— START RECORDS FOR PROCESSING —

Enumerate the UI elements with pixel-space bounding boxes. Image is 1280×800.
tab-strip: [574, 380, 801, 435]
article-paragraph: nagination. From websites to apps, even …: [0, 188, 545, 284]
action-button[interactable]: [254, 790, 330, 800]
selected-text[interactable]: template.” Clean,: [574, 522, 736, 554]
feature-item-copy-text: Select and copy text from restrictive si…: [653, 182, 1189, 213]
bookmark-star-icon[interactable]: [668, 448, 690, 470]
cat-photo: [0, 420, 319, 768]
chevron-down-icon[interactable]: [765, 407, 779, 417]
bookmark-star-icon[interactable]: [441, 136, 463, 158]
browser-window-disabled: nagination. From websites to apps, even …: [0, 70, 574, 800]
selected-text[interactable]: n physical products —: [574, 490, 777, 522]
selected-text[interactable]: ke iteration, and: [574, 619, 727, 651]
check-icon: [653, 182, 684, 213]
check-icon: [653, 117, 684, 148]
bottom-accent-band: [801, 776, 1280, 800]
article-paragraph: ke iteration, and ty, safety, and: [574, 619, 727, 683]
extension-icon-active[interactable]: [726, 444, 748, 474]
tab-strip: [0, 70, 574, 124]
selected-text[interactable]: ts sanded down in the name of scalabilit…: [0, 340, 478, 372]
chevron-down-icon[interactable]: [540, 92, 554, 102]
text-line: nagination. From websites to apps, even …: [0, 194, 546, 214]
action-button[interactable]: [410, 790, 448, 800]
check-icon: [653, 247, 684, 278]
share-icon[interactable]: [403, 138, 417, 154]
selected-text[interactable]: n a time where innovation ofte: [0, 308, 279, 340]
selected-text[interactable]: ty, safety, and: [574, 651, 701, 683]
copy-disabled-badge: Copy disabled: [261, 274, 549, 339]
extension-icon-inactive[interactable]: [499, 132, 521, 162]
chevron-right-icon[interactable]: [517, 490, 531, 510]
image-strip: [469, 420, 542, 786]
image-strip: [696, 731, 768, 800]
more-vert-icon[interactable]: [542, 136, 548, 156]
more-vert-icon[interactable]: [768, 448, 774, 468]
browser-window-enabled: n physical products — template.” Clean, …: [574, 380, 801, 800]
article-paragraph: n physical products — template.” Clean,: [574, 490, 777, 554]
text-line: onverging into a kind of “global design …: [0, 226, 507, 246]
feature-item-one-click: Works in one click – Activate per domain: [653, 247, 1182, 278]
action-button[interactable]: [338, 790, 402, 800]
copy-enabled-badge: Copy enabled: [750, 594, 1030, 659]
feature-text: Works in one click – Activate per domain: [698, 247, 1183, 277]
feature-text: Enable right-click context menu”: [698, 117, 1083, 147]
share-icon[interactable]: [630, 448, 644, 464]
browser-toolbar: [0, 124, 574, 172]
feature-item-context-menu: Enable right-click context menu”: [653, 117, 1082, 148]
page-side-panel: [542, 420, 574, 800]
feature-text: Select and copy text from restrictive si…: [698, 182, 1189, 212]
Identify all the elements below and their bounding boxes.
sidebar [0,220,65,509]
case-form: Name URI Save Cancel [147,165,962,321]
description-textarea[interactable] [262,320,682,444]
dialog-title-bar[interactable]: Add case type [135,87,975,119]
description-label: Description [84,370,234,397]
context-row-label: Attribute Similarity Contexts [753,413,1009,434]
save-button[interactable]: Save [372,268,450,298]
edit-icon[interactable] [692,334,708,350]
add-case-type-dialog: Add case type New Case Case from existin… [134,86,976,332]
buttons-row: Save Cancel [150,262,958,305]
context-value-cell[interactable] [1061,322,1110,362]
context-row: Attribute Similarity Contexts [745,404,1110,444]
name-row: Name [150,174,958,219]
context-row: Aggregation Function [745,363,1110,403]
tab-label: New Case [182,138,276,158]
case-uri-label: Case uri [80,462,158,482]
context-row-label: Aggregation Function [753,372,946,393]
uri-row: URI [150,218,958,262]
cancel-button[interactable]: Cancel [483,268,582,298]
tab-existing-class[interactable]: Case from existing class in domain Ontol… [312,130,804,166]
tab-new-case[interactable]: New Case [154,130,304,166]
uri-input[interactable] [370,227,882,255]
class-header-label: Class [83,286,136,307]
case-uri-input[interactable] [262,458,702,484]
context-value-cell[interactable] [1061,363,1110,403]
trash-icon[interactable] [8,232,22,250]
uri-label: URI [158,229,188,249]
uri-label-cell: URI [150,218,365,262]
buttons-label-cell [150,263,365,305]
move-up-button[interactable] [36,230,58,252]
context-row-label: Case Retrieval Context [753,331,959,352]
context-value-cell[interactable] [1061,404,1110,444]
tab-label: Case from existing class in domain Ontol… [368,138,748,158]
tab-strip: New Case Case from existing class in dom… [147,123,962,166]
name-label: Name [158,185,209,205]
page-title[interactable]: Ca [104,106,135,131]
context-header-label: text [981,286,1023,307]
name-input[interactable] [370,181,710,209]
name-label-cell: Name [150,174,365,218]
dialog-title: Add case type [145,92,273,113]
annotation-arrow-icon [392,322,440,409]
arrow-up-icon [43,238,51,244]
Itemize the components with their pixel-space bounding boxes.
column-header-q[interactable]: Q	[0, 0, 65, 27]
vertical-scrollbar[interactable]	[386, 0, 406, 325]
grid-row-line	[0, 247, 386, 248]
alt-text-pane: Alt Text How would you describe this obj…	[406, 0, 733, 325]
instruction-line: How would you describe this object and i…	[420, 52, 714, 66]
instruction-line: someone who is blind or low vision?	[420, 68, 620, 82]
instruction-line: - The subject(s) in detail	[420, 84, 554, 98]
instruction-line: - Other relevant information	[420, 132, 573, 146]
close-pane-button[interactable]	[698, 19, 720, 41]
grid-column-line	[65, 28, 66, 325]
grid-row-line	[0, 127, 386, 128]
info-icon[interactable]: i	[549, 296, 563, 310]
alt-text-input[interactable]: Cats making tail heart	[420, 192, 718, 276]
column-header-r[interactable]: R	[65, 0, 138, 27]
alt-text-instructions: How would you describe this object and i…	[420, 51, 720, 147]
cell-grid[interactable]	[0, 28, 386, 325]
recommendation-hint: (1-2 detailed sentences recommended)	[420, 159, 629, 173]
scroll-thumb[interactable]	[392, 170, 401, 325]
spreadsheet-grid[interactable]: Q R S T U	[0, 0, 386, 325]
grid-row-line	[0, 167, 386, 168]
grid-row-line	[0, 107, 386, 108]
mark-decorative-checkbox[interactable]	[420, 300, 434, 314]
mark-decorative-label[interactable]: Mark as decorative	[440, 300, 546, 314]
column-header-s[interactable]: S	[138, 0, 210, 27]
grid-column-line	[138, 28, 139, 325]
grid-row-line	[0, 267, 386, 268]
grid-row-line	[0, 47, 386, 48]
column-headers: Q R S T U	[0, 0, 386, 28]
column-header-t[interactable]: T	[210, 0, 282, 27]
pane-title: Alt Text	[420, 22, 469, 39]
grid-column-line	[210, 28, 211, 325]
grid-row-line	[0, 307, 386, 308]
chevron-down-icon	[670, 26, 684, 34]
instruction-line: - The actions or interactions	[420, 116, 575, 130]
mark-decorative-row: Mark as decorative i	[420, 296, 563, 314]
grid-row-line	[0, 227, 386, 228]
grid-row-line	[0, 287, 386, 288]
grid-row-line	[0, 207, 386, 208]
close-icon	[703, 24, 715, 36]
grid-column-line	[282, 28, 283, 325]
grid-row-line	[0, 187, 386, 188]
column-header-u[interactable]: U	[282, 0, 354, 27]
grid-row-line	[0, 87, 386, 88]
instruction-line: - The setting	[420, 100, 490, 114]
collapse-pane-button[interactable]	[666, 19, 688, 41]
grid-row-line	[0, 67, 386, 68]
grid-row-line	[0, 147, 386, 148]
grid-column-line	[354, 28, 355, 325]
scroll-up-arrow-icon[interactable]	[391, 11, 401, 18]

— END RECORDS FOR PROCESSING —

BRIEF:
Collect every line above that contains the string "buttons", treating uppercase and lowercase letters as distinct.

ANSWER BELOW:
buttons-row: Save Cancel [150,262,958,305]
buttons-label-cell [150,263,365,305]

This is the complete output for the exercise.